__What the task requires__
Print all the data, keeping every line exactly as it is.

__Records for the exercise__
-=-=-

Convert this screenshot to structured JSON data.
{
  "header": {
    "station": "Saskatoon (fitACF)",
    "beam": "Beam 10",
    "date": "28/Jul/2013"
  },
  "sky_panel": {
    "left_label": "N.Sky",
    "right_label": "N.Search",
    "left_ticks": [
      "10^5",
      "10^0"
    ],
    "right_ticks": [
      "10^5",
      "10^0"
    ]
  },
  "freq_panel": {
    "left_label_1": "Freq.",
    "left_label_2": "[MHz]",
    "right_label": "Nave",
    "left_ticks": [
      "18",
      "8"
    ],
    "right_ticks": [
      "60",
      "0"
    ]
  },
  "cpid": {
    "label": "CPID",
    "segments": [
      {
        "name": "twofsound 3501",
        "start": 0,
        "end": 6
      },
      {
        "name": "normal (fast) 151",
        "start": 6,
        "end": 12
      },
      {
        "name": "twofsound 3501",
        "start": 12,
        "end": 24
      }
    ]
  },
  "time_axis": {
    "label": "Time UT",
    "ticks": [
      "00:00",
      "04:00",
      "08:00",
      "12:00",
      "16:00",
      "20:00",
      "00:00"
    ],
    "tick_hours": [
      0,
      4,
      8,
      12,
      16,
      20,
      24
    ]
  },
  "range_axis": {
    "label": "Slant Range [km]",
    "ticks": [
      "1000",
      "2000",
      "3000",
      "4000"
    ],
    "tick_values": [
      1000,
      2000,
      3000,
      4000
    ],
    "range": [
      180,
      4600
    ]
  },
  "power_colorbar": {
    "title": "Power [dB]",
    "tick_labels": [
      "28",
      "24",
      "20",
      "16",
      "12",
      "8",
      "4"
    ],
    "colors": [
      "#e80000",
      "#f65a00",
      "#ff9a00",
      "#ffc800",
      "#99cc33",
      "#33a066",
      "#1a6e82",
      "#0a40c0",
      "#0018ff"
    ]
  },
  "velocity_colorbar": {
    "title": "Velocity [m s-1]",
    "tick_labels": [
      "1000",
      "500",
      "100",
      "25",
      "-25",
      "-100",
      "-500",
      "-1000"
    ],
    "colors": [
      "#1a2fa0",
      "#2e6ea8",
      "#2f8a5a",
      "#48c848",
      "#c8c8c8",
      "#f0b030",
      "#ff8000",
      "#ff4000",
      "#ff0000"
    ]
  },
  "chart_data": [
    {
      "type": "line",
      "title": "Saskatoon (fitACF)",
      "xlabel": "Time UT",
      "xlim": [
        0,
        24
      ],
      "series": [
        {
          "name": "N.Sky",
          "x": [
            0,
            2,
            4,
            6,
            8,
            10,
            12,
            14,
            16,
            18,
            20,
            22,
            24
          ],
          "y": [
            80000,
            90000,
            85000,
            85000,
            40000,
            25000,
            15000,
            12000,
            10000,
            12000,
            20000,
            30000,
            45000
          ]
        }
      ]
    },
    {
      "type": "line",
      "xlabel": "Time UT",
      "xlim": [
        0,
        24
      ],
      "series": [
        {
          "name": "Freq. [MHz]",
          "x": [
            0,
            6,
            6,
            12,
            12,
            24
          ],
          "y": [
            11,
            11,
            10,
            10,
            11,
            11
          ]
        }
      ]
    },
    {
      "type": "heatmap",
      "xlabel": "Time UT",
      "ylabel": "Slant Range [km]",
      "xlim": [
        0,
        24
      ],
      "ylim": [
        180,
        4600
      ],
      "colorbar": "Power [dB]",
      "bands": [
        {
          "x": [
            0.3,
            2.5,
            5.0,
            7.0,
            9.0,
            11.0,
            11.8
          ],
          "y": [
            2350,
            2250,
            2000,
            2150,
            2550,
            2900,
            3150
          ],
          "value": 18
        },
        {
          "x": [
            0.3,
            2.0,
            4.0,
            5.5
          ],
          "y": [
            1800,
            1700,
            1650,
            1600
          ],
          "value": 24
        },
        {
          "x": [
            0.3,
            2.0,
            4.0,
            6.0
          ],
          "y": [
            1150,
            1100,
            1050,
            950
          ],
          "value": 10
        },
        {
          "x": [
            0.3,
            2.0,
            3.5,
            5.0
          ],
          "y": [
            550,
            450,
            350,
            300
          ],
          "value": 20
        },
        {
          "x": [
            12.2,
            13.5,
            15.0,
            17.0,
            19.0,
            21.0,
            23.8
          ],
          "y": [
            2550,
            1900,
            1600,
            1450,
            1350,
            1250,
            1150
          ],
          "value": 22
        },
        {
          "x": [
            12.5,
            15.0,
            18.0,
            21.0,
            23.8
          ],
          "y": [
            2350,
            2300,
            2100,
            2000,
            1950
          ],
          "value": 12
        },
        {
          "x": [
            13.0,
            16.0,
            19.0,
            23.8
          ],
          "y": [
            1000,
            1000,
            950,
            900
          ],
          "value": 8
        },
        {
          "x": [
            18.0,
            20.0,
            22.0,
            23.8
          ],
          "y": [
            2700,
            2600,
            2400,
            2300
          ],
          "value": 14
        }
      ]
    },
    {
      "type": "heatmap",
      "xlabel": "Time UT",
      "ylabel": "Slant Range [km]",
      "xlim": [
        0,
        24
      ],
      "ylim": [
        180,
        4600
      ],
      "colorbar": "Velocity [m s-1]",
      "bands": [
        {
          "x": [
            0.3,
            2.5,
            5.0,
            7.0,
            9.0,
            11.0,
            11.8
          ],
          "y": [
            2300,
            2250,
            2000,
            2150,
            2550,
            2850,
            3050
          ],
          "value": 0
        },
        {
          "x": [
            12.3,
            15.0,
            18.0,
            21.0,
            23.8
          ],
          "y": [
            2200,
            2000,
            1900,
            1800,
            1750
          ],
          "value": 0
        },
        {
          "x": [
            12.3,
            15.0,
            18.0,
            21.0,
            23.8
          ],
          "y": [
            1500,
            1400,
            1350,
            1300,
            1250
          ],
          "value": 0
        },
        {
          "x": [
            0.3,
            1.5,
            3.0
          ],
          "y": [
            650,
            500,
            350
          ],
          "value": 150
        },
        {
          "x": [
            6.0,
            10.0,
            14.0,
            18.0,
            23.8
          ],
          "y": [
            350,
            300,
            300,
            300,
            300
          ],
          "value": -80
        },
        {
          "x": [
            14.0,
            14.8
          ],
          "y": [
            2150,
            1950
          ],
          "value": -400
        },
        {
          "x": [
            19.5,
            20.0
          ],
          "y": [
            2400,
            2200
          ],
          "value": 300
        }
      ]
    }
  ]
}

-=-=-

__Full response__
Convert this screenshot to structured JSON data.
{
  "header": {
    "station": "Saskatoon (fitACF)",
    "beam": "Beam 10",
    "date": "28/Jul/2013"
  },
  "sky_panel": {
    "left_label": "N.Sky",
    "right_label": "N.Search",
    "left_ticks": [
      "10^5",
      "10^0"
    ],
    "right_ticks": [
      "10^5",
      "10^0"
    ]
  },
  "freq_panel": {
    "left_label_1": "Freq.",
    "left_label_2": "[MHz]",
    "right_label": "Nave",
    "left_ticks": [
      "18",
      "8"
    ],
    "right_ticks": [
      "60",
      "0"
    ]
  },
  "cpid": {
    "label": "CPID",
    "segments": [
      {
        "name": "twofsound 3501",
        "start": 0,
        "end": 6
      },
      {
        "name": "normal (fast) 151",
        "start": 6,
        "end": 12
      },
      {
        "name": "twofsound 3501",
        "start": 12,
        "end": 24
      }
    ]
  },
  "time_axis": {
    "label": "Time UT",
    "ticks": [
      "00:00",
      "04:00",
      "08:00",
      "12:00",
      "16:00",
      "20:00",
      "00:00"
    ],
    "tick_hours": [
      0,
      4,
      8,
      12,
      16,
      20,
      24
    ]
  },
  "range_axis": {
    "label": "Slant Range [km]",
    "ticks": [
      "1000",
      "2000",
      "3000",
      "4000"
    ],
    "tick_values": [
      1000,
      2000,
      3000,
      4000
    ],
    "range": [
      180,
      4600
    ]
  },
  "power_colorbar": {
    "title": "Power [dB]",
    "tick_labels": [
      "28",
      "24",
      "20",
      "16",
      "12",
      "8",
      "4"
    ],
    "colors": [
      "#e80000",
      "#f65a00",
      "#ff9a00",
      "#ffc800",
      "#99cc33",
      "#33a066",
      "#1a6e82",
      "#0a40c0",
      "#0018ff"
    ]
  },
  "velocity_colorbar": {
    "title": "Velocity [m s-1]",
    "tick_labels": [
      "1000",
      "500",
      "100",
      "25",
      "-25",
      "-100",
      "-500",
      "-1000"
    ],
    "colors": [
      "#1a2fa0",
      "#2e6ea8",
      "#2f8a5a",
      "#48c848",
      "#c8c8c8",
      "#f0b030",
      "#ff8000",
      "#ff4000",
      "#ff0000"
    ]
  },
  "chart_data": [
    {
      "type": "line",
      "title": "Saskatoon (fitACF)",
      "xlabel": "Time UT",
      "xlim": [
        0,
        24
      ],
      "series": [
        {
          "name": "N.Sky",
          "x": [
            0,
            2,
            4,
            6,
            8,
            10,
            12,
            14,
            16,
            18,
            20,
            22,
            24
          ],
          "y": [
            80000,
            90000,
            85000,
            85000,
            40000,
            25000,
            15000,
            12000,
            10000,
            12000,
            20000,
            30000,
            45000
          ]
        }
      ]
    },
    {
      "type": "line",
      "xlabel": "Time UT",
      "xlim": [
        0,
        24
      ],
      "series": [
        {
          "name": "Freq. [MHz]",
          "x": [
            0,
            6,
            6,
            12,
            12,
            24
          ],
          "y": [
            11,
            11,
            10,
            10,
            11,
            11
          ]
        }
      ]
    },
    {
      "type": "heatmap",
      "xlabel": "Time UT",
      "ylabel": "Slant Range [km]",
      "xlim": [
        0,
        24
      ],
      "ylim": [
        180,
        4600
      ],
      "colorbar": "Power [dB]",
      "bands": [
        {
          "x": [
            0.3,
            2.5,
            5.0,
            7.0,
            9.0,
            11.0,
            11.8
          ],
          "y": [
            2350,
            2250,
            2000,
            2150,
            2550,
            2900,
            3150
          ],
          "value": 18
        },
        {
          "x": [
            0.3,
            2.0,
            4.0,
            5.5
          ],
          "y": [
            1800,
            1700,
            1650,
            1600
          ],
          "value": 24
        },
        {
          "x": [
            0.3,
            2.0,
            4.0,
            6.0
          ],
          "y": [
            1150,
            1100,
            1050,
            950
          ],
          "value": 10
        },
        {
          "x": [
            0.3,
            2.0,
            3.5,
            5.0
          ],
          "y": [
            550,
            450,
            350,
            300
          ],
          "value": 20
        },
        {
          "x": [
            12.2,
            13.5,
            15.0,
            17.0,
            19.0,
            21.0,
            23.8
          ],
          "y": [
            2550,
            1900,
            1600,
            1450,
            1350,
            1250,
            1150
          ],
          "value": 22
        },
        {
          "x": [
            12.5,
            15.0,
            18.0,
            21.0,
            23.8
          ],
          "y": [
            2350,
            2300,
            2100,
            2000,
            1950
          ],
          "value": 12
        },
        {
          "x": [
            13.0,
            16.0,
            19.0,
            23.8
          ],
          "y": [
            1000,
            1000,
            950,
            900
          ],
          "value": 8
        },
        {
          "x": [
            18.0,
            20.0,
            22.0,
            23.8
          ],
          "y": [
            2700,
            2600,
            2400,
            2300
          ],
          "value": 14
        }
      ]
    },
    {
      "type": "heatmap",
      "xlabel": "Time UT",
      "ylabel": "Slant Range [km]",
      "xlim": [
        0,
        24
      ],
      "ylim": [
        180,
        4600
      ],
      "colorbar": "Velocity [m s-1]",
      "bands": [
        {
          "x": [
            0.3,
            2.5,
            5.0,
            7.0,
            9.0,
            11.0,
            11.8
          ],
          "y": [
            2300,
            2250,
            2000,
            2150,
            2550,
            2850,
            3050
          ],
          "value": 0
        },
        {
          "x": [
            12.3,
            15.0,
            18.0,
            21.0,
            23.8
          ],
          "y": [
            2200,
            2000,
            1900,
            1800,
            1750
          ],
          "value": 0
        },
        {
          "x": [
            12.3,
            15.0,
            18.0,
            21.0,
            23.8
          ],
          "y": [
            1500,
            1400,
            1350,
            1300,
            1250
          ],
          "value": 0
        },
        {
          "x": [
            0.3,
            1.5,
            3.0
          ],
          "y": [
            650,
            500,
            350
          ],
          "value": 150
        },
        {
          "x": [
            6.0,
            10.0,
            14.0,
            18.0,
            23.8
          ],
          "y": [
            350,
            300,
            300,
            300,
            300
          ],
          "value": -80
        },
        {
          "x": [
            14.0,
            14.8
          ],
          "y": [
            2150,
            1950
          ],
          "value": -400
        },
        {
          "x": [
            19.5,
            20.0
          ],
          "y": [
            2400,
            2200
          ],
          "value": 300
        }
      ]
    }
  ]
}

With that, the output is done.